--- Work task ---
Every line in the data below that holds "Ellipse" should be found and copied.

--- Data for analysis ---

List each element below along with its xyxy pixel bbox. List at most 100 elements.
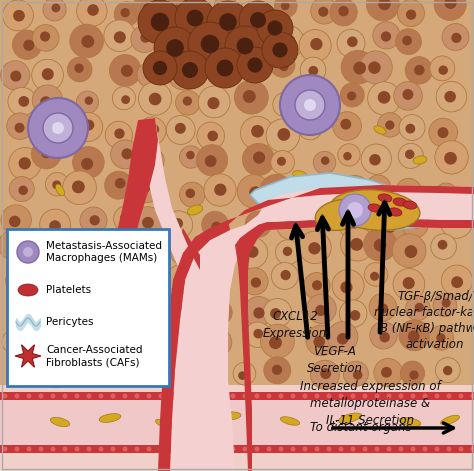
Circle shape [8, 88, 36, 116]
Circle shape [202, 211, 228, 238]
Circle shape [386, 447, 392, 452]
Circle shape [2, 330, 27, 354]
Circle shape [402, 36, 412, 45]
Circle shape [171, 447, 175, 452]
Circle shape [280, 100, 289, 109]
Circle shape [188, 22, 232, 66]
Circle shape [151, 13, 169, 31]
Circle shape [171, 364, 193, 386]
Circle shape [399, 447, 403, 452]
Circle shape [458, 393, 464, 398]
Circle shape [198, 86, 230, 118]
Circle shape [408, 331, 419, 342]
Circle shape [73, 146, 104, 178]
Circle shape [180, 146, 202, 168]
Circle shape [20, 305, 30, 315]
Circle shape [348, 186, 360, 198]
Polygon shape [228, 185, 474, 225]
Circle shape [402, 277, 415, 289]
Circle shape [374, 358, 402, 387]
Circle shape [177, 370, 186, 379]
Text: Platelets: Platelets [46, 285, 91, 295]
Circle shape [15, 275, 27, 288]
Circle shape [444, 152, 457, 164]
Circle shape [186, 151, 195, 159]
Circle shape [338, 6, 349, 16]
Circle shape [350, 393, 356, 398]
Circle shape [313, 151, 336, 174]
Circle shape [73, 113, 103, 142]
Circle shape [410, 447, 416, 452]
Circle shape [120, 213, 130, 223]
Polygon shape [258, 218, 474, 232]
Text: Increased expression of
metalloproteinase &
IL-11 Secretion: Increased expression of metalloproteinas… [300, 380, 440, 427]
Circle shape [197, 122, 225, 150]
Ellipse shape [444, 195, 456, 206]
Circle shape [255, 393, 259, 398]
Circle shape [15, 447, 19, 452]
Circle shape [212, 62, 221, 71]
Circle shape [312, 280, 322, 290]
Circle shape [104, 264, 133, 293]
Circle shape [386, 393, 392, 398]
Circle shape [448, 215, 461, 227]
Ellipse shape [155, 419, 174, 429]
Circle shape [10, 336, 19, 345]
Circle shape [443, 366, 452, 375]
Circle shape [243, 59, 252, 69]
Circle shape [401, 361, 425, 385]
Circle shape [201, 355, 224, 379]
Circle shape [15, 123, 25, 133]
Ellipse shape [399, 418, 421, 426]
Circle shape [219, 393, 224, 398]
Circle shape [255, 447, 259, 452]
Circle shape [285, 218, 296, 229]
Circle shape [208, 300, 232, 325]
Circle shape [9, 147, 41, 180]
Circle shape [168, 57, 200, 90]
Circle shape [307, 294, 336, 324]
Circle shape [348, 217, 360, 228]
Circle shape [2, 0, 33, 31]
Circle shape [140, 183, 150, 193]
Circle shape [138, 82, 172, 115]
Circle shape [370, 272, 379, 281]
Circle shape [444, 191, 452, 199]
Circle shape [399, 393, 403, 398]
Circle shape [175, 90, 200, 115]
Ellipse shape [55, 184, 64, 196]
Circle shape [121, 95, 130, 104]
Circle shape [233, 362, 256, 385]
Circle shape [414, 65, 425, 75]
Circle shape [23, 247, 33, 257]
Circle shape [63, 171, 96, 204]
Circle shape [298, 86, 331, 119]
Circle shape [42, 68, 54, 80]
Circle shape [201, 35, 219, 53]
Circle shape [104, 325, 127, 348]
Polygon shape [158, 220, 230, 471]
Circle shape [32, 85, 63, 115]
Circle shape [359, 51, 392, 84]
Circle shape [214, 184, 227, 196]
Circle shape [310, 187, 320, 197]
Circle shape [337, 333, 348, 345]
Circle shape [143, 51, 177, 85]
Circle shape [83, 120, 94, 130]
Circle shape [394, 81, 422, 110]
Circle shape [140, 32, 150, 43]
Circle shape [80, 207, 107, 234]
Circle shape [171, 393, 175, 398]
Circle shape [143, 3, 154, 14]
Text: Metastasis-Associated
Macrophages (MAMs): Metastasis-Associated Macrophages (MAMs) [46, 241, 162, 263]
Circle shape [51, 127, 59, 136]
Circle shape [175, 123, 186, 134]
Circle shape [291, 447, 295, 452]
Circle shape [254, 329, 263, 339]
Circle shape [332, 269, 364, 302]
Circle shape [302, 447, 308, 452]
Circle shape [105, 121, 132, 148]
Circle shape [44, 119, 67, 142]
Circle shape [244, 296, 273, 326]
Circle shape [266, 393, 272, 398]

--- Expected answer ---
Ellipse shape [444, 195, 456, 206]
Ellipse shape [155, 419, 174, 429]
Ellipse shape [399, 418, 421, 426]
Ellipse shape [55, 184, 64, 196]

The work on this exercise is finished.